> **Problem details**
Every record below is to be retyped exactly.

> **Records to process**

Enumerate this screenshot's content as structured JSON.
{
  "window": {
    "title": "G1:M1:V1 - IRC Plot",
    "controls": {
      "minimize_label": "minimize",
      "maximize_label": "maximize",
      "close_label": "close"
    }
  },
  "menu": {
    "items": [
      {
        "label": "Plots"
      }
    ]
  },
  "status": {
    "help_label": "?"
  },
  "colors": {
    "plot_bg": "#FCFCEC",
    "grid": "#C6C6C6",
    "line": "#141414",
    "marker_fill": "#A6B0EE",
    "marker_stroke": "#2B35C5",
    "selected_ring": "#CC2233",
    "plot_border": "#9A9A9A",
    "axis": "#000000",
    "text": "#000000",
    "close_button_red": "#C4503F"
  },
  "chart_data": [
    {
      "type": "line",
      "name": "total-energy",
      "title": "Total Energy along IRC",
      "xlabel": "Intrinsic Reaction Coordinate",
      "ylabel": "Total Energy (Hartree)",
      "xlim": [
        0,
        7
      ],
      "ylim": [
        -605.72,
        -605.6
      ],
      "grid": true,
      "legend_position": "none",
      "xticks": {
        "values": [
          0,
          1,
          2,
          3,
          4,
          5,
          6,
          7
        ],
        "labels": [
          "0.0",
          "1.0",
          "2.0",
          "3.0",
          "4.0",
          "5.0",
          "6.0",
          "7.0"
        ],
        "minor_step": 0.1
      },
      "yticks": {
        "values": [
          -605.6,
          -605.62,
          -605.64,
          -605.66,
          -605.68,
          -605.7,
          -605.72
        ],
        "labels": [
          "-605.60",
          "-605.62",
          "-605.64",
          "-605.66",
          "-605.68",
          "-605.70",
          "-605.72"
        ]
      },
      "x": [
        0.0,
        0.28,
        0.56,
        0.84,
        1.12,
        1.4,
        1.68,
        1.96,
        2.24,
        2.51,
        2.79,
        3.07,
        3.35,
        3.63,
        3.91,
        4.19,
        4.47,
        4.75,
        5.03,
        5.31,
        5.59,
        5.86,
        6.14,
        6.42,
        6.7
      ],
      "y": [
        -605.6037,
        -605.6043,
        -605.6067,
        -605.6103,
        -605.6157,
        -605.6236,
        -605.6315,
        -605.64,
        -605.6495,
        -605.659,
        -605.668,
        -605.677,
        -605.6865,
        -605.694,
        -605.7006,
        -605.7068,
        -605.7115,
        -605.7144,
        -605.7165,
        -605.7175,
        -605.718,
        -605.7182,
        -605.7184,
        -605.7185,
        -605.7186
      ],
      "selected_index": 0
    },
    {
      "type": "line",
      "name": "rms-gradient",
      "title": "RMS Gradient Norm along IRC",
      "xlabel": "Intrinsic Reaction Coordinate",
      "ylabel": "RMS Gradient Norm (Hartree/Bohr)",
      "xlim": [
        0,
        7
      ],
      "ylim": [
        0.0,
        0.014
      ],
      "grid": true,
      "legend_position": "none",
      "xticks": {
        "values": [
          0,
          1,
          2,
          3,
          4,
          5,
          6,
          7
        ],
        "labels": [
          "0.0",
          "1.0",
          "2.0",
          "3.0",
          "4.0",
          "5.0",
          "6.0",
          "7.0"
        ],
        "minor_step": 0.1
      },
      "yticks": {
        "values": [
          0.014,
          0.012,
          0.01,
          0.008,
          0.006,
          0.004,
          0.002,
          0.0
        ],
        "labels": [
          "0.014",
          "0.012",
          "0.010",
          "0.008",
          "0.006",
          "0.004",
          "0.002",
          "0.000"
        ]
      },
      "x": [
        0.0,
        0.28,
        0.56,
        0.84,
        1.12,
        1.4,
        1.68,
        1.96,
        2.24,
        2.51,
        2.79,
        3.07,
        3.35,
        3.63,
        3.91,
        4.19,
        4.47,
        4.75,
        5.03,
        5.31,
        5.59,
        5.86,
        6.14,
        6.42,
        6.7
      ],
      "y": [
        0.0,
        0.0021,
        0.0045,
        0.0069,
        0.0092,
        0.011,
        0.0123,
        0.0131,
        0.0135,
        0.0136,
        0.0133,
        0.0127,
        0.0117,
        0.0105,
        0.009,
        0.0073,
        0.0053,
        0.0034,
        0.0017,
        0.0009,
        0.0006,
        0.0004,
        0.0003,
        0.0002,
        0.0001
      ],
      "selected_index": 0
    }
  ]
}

> **Reply to the exercise**
Enumerate this screenshot's content as structured JSON.
{
  "window": {
    "title": "G1:M1:V1 - IRC Plot",
    "controls": {
      "minimize_label": "minimize",
      "maximize_label": "maximize",
      "close_label": "close"
    }
  },
  "menu": {
    "items": [
      {
        "label": "Plots"
      }
    ]
  },
  "status": {
    "help_label": "?"
  },
  "colors": {
    "plot_bg": "#FCFCEC",
    "grid": "#C6C6C6",
    "line": "#141414",
    "marker_fill": "#A6B0EE",
    "marker_stroke": "#2B35C5",
    "selected_ring": "#CC2233",
    "plot_border": "#9A9A9A",
    "axis": "#000000",
    "text": "#000000",
    "close_button_red": "#C4503F"
  },
  "chart_data": [
    {
      "type": "line",
      "name": "total-energy",
      "title": "Total Energy along IRC",
      "xlabel": "Intrinsic Reaction Coordinate",
      "ylabel": "Total Energy (Hartree)",
      "xlim": [
        0,
        7
      ],
      "ylim": [
        -605.72,
        -605.6
      ],
      "grid": true,
      "legend_position": "none",
      "xticks": {
        "values": [
          0,
          1,
          2,
          3,
          4,
          5,
          6,
          7
        ],
        "labels": [
          "0.0",
          "1.0",
          "2.0",
          "3.0",
          "4.0",
          "5.0",
          "6.0",
          "7.0"
        ],
        "minor_step": 0.1
      },
      "yticks": {
        "values": [
          -605.6,
          -605.62,
          -605.64,
          -605.66,
          -605.68,
          -605.7,
          -605.72
        ],
        "labels": [
          "-605.60",
          "-605.62",
          "-605.64",
          "-605.66",
          "-605.68",
          "-605.70",
          "-605.72"
        ]
      },
      "x": [
        0.0,
        0.28,
        0.56,
        0.84,
        1.12,
        1.4,
        1.68,
        1.96,
        2.24,
        2.51,
        2.79,
        3.07,
        3.35,
        3.63,
        3.91,
        4.19,
        4.47,
        4.75,
        5.03,
        5.31,
        5.59,
        5.86,
        6.14,
        6.42,
        6.7
      ],
      "y": [
        -605.6037,
        -605.6043,
        -605.6067,
        -605.6103,
        -605.6157,
        -605.6236,
        -605.6315,
        -605.64,
        -605.6495,
        -605.659,
        -605.668,
        -605.677,
        -605.6865,
        -605.694,
        -605.7006,
        -605.7068,
        -605.7115,
        -605.7144,
        -605.7165,
        -605.7175,
        -605.718,
        -605.7182,
        -605.7184,
        -605.7185,
        -605.7186
      ],
      "selected_index": 0
    },
    {
      "type": "line",
      "name": "rms-gradient",
      "title": "RMS Gradient Norm along IRC",
      "xlabel": "Intrinsic Reaction Coordinate",
      "ylabel": "RMS Gradient Norm (Hartree/Bohr)",
      "xlim": [
        0,
        7
      ],
      "ylim": [
        0.0,
        0.014
      ],
      "grid": true,
      "legend_position": "none",
      "xticks": {
        "values": [
          0,
          1,
          2,
          3,
          4,
          5,
          6,
          7
        ],
        "labels": [
          "0.0",
          "1.0",
          "2.0",
          "3.0",
          "4.0",
          "5.0",
          "6.0",
          "7.0"
        ],
        "minor_step": 0.1
      },
      "yticks": {
        "values": [
          0.014,
          0.012,
          0.01,
          0.008,
          0.006,
          0.004,
          0.002,
          0.0
        ],
        "labels": [
          "0.014",
          "0.012",
          "0.010",
          "0.008",
          "0.006",
          "0.004",
          "0.002",
          "0.000"
        ]
      },
      "x": [
        0.0,
        0.28,
        0.56,
        0.84,
        1.12,
        1.4,
        1.68,
        1.96,
        2.24,
        2.51,
        2.79,
        3.07,
        3.35,
        3.63,
        3.91,
        4.19,
        4.47,
        4.75,
        5.03,
        5.31,
        5.59,
        5.86,
        6.14,
        6.42,
        6.7
      ],
      "y": [
        0.0,
        0.0021,
        0.0045,
        0.0069,
        0.0092,
        0.011,
        0.0123,
        0.0131,
        0.0135,
        0.0136,
        0.0133,
        0.0127,
        0.0117,
        0.0105,
        0.009,
        0.0073,
        0.0053,
        0.0034,
        0.0017,
        0.0009,
        0.0006,
        0.0004,
        0.0003,
        0.0002,
        0.0001
      ],
      "selected_index": 0
    }
  ]
}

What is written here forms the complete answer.